__EXERCISE DETAILS__
Identify and copy all lines of the material where the string "screenshot" is found.

_____

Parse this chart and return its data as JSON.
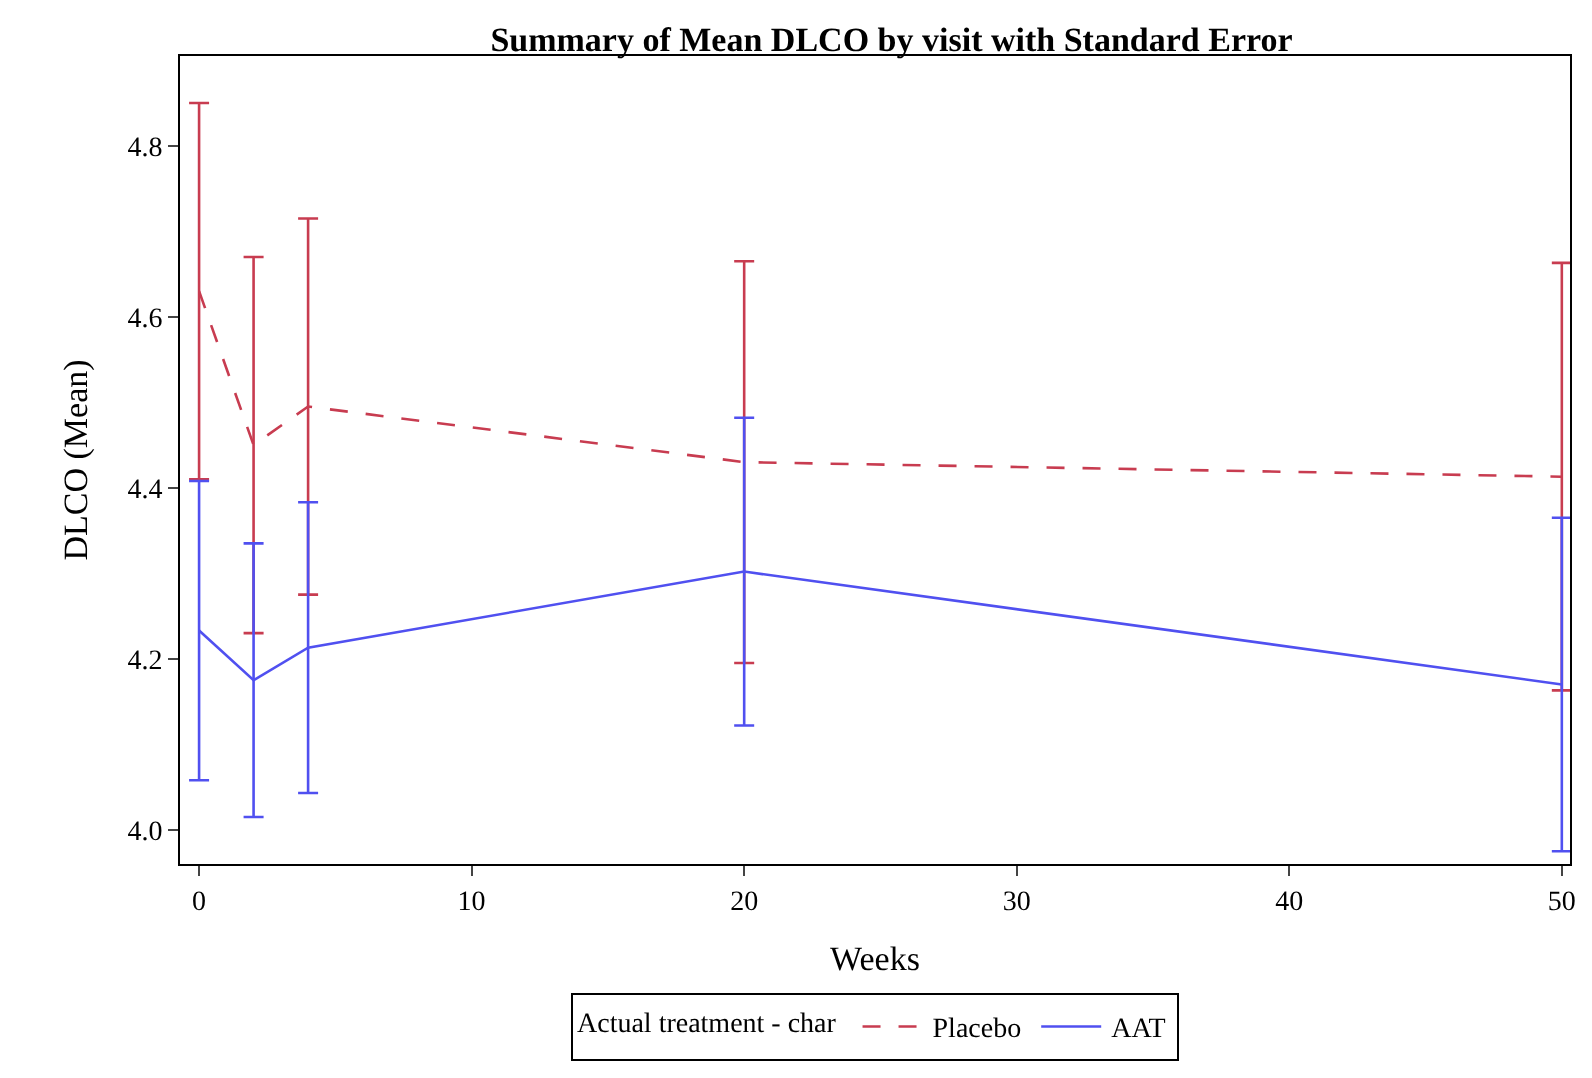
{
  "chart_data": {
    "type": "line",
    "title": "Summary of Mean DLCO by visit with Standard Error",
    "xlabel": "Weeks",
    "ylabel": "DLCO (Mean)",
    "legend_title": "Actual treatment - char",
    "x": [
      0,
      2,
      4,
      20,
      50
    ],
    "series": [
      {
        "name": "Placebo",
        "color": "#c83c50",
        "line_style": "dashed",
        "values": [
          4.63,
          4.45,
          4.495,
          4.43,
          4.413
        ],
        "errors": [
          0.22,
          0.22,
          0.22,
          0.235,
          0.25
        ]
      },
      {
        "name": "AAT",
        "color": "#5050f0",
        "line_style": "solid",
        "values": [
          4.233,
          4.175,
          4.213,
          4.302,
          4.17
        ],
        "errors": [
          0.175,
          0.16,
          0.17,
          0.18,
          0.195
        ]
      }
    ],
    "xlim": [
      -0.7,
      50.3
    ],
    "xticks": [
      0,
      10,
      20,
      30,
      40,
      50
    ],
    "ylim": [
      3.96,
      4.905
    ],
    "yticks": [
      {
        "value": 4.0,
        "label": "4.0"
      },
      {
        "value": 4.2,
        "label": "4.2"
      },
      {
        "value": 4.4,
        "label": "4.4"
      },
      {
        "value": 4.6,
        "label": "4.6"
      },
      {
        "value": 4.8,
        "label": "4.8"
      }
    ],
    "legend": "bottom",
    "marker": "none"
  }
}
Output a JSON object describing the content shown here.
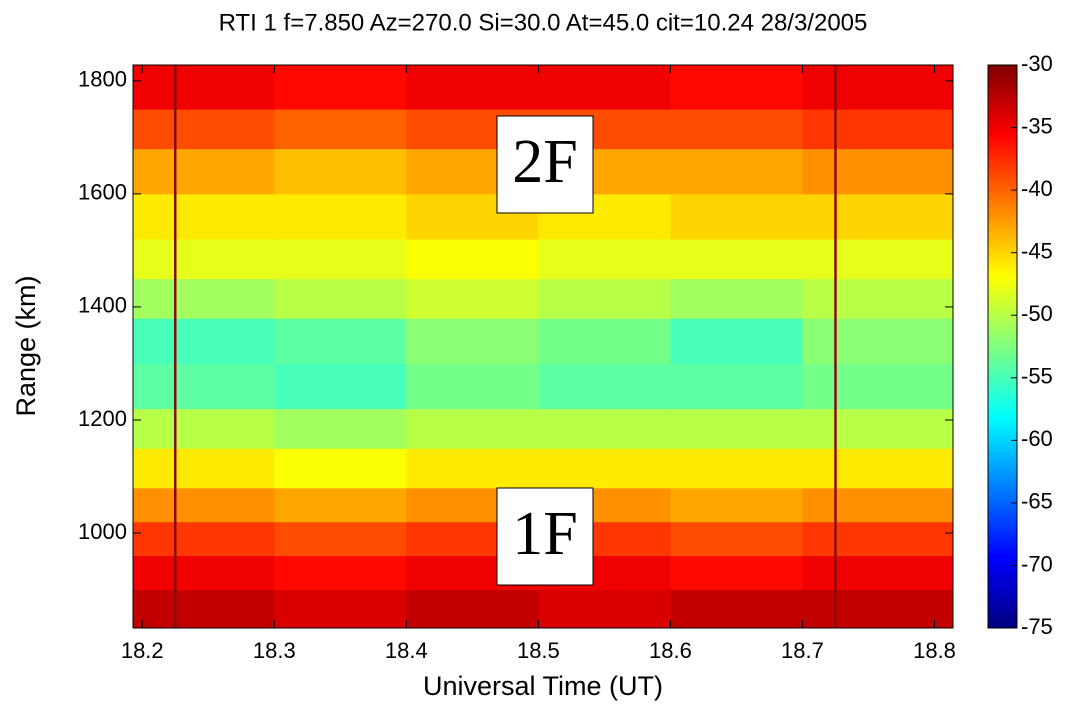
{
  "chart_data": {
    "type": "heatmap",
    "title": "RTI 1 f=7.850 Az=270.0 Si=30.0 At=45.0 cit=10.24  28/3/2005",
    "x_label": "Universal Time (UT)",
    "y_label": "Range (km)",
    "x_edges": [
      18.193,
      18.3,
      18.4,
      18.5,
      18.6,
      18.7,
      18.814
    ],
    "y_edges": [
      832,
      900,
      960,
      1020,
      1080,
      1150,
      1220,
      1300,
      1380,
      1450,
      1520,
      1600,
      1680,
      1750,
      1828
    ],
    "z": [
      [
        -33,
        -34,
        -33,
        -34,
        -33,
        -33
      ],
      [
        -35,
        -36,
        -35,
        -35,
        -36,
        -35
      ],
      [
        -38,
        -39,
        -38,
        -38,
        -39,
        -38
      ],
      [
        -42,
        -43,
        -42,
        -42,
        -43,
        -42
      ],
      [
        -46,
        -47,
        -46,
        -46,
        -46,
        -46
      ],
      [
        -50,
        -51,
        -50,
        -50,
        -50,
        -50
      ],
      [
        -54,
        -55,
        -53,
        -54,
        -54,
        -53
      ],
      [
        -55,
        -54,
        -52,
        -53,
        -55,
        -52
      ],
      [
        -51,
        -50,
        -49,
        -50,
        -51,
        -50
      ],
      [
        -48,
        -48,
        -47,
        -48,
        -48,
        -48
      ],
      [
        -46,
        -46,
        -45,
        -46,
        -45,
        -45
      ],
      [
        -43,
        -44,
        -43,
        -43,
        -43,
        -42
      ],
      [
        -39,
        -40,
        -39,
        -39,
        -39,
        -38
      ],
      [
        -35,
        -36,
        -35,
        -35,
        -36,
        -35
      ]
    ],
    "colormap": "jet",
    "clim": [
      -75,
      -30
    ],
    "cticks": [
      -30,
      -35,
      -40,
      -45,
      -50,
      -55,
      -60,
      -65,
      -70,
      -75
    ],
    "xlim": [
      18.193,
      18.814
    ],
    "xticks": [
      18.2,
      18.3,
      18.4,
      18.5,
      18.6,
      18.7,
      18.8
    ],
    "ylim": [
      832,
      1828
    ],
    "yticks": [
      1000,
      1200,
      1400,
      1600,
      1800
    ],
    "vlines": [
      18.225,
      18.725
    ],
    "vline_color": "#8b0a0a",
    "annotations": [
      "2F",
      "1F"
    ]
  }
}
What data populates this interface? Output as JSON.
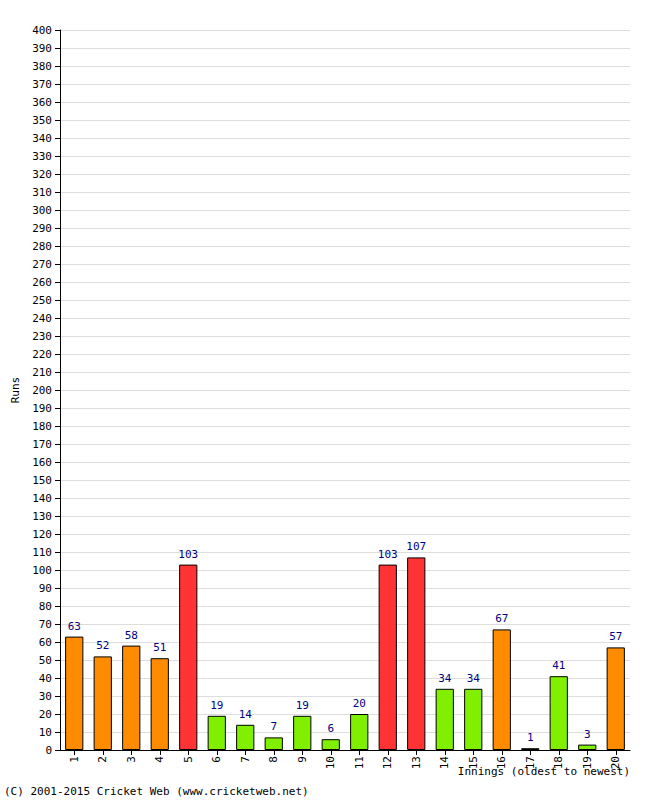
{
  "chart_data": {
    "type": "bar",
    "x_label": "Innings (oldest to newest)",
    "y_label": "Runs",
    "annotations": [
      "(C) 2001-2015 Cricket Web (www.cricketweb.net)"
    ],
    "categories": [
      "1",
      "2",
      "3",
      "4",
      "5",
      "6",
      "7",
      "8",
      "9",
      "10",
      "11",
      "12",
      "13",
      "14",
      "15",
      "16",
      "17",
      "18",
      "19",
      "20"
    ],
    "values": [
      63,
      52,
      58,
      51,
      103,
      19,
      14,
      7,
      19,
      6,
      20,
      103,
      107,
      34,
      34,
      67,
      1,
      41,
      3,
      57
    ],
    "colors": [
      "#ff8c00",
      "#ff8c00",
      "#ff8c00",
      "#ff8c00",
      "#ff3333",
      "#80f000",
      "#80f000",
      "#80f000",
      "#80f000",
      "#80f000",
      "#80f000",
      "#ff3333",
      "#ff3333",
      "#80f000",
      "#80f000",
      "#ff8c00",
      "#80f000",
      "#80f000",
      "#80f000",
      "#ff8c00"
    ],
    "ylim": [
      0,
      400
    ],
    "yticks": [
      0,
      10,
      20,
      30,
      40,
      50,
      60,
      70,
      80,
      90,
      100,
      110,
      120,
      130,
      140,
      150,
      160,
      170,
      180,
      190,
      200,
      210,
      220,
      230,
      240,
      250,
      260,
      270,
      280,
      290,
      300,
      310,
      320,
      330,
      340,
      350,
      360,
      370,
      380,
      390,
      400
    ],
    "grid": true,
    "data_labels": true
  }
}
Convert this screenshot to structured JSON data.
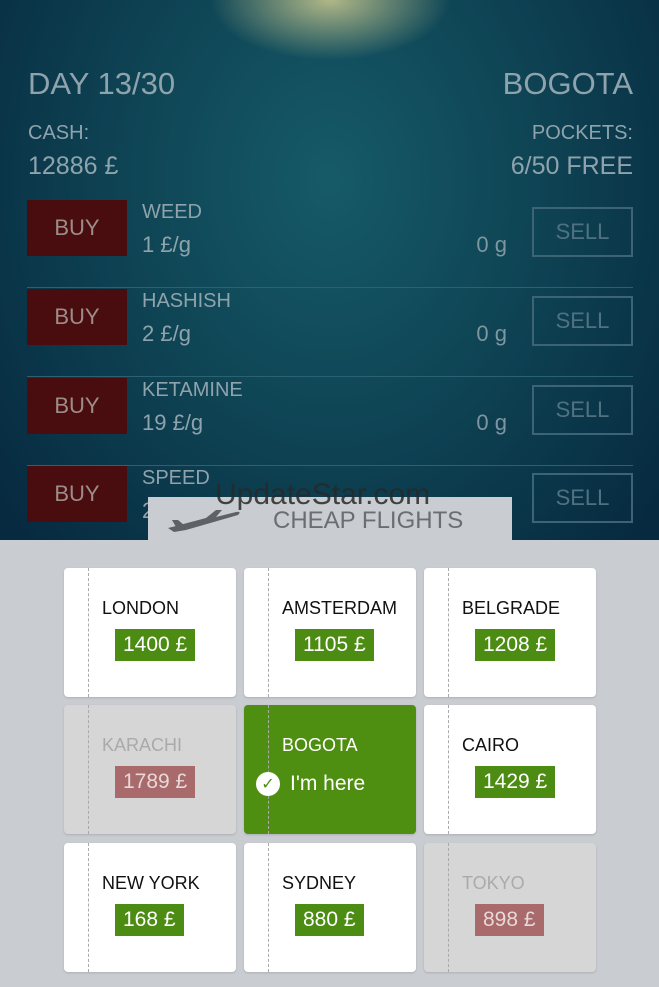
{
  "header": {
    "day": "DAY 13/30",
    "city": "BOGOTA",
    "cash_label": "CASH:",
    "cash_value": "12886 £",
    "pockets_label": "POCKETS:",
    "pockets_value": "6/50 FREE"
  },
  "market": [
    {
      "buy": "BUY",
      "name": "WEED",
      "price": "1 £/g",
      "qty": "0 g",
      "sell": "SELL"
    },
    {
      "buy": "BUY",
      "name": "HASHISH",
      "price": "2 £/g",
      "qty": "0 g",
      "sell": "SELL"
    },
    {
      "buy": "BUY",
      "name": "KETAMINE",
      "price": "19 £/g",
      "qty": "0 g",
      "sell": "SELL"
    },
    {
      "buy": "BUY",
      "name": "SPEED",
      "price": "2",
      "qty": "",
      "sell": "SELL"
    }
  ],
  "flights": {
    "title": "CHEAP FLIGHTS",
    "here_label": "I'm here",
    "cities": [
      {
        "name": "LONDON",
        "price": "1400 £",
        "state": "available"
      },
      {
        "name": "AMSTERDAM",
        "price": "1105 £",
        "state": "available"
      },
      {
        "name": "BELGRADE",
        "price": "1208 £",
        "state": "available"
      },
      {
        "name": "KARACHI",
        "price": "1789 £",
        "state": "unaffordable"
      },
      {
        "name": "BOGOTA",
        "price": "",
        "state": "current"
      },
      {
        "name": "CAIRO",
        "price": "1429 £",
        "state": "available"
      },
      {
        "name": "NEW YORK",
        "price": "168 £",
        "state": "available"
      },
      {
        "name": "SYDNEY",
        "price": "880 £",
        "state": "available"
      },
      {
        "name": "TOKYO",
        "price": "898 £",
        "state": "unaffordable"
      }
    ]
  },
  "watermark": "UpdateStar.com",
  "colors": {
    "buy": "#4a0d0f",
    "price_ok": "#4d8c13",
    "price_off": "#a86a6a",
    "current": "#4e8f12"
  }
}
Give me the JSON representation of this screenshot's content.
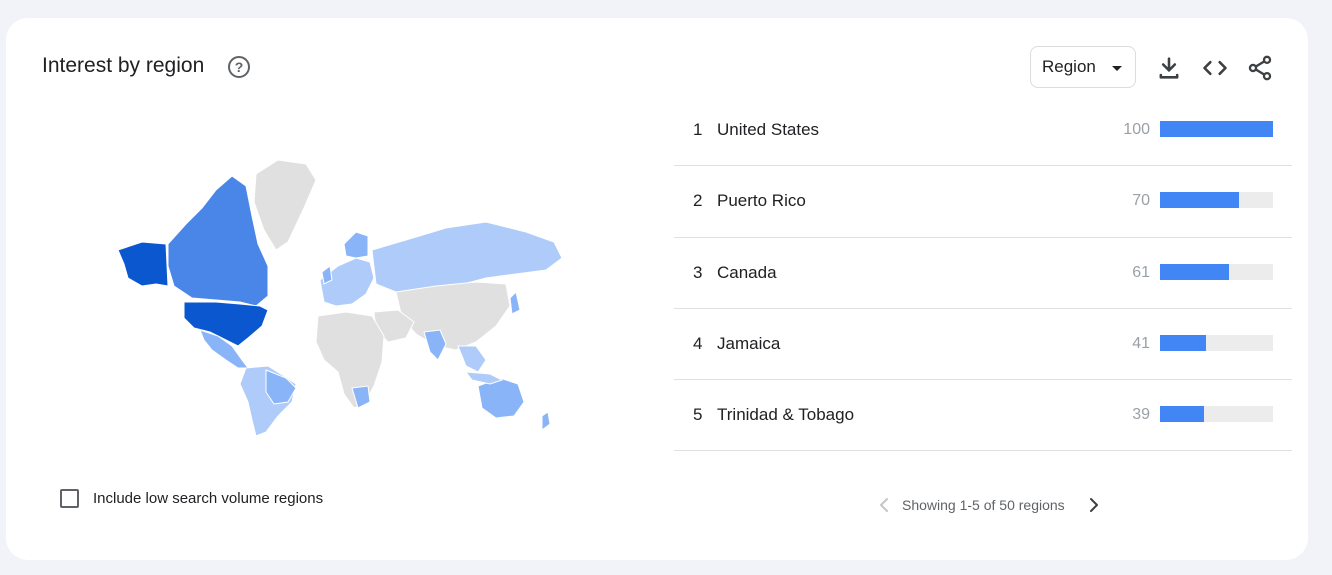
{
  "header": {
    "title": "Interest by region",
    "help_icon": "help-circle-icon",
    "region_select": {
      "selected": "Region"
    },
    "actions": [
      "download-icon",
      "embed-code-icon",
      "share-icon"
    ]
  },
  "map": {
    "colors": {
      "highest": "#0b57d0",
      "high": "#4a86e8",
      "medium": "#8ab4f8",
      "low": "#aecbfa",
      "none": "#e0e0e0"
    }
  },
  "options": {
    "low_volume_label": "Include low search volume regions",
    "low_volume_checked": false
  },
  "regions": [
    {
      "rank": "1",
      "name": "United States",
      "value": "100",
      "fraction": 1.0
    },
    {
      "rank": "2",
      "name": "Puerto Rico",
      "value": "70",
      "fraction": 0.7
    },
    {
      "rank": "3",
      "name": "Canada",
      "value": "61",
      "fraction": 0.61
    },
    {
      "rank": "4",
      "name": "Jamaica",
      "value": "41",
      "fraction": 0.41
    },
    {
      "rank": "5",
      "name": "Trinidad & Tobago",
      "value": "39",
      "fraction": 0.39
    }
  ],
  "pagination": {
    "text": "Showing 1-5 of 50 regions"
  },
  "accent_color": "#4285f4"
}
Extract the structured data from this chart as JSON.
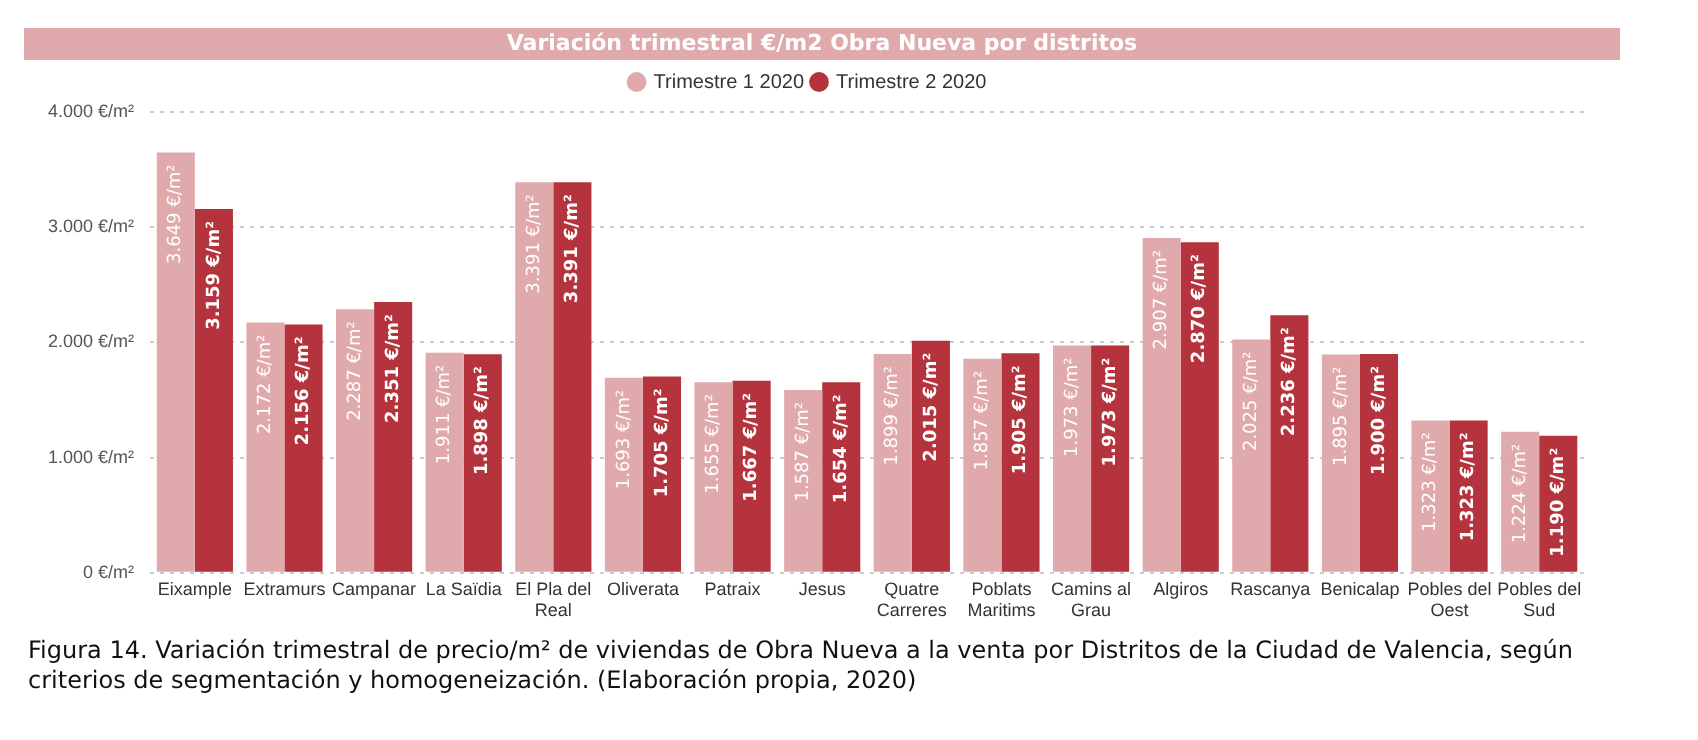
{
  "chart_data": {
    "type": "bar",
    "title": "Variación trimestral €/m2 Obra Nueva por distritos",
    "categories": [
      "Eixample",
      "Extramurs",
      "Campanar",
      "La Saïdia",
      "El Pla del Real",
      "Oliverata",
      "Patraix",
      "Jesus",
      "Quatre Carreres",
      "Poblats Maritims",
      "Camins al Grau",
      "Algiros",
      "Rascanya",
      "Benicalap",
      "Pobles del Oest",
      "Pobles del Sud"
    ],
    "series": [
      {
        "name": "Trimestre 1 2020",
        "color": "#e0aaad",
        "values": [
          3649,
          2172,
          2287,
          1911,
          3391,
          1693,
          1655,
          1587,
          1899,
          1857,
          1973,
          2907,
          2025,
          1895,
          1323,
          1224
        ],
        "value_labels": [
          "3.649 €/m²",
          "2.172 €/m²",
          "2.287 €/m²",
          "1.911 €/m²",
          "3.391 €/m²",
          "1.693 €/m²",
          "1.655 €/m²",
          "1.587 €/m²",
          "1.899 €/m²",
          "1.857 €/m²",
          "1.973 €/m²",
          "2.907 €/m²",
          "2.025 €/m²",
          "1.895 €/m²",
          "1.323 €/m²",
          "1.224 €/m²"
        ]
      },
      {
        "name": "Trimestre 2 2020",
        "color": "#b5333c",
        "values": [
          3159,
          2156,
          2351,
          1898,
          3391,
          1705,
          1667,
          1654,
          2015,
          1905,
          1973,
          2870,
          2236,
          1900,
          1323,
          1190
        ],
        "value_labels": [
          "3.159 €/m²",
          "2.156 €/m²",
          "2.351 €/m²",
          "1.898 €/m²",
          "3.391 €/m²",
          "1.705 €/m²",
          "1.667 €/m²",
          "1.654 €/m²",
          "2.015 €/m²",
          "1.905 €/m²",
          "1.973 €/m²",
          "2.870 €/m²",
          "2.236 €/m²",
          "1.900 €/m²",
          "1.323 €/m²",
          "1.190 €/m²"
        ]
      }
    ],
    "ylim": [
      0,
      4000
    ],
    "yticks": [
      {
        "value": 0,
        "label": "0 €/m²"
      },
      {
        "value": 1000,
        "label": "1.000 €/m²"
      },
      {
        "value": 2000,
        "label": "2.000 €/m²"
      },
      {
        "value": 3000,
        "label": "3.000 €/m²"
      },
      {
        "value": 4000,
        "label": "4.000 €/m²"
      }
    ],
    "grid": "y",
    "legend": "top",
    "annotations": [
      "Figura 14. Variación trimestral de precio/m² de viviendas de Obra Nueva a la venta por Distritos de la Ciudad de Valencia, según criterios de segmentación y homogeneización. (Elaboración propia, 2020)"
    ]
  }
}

_____

__EXERCISE RESULT__
Convert this screenshot to structured JSON data.
Give me the JSON representation of this screenshot's content.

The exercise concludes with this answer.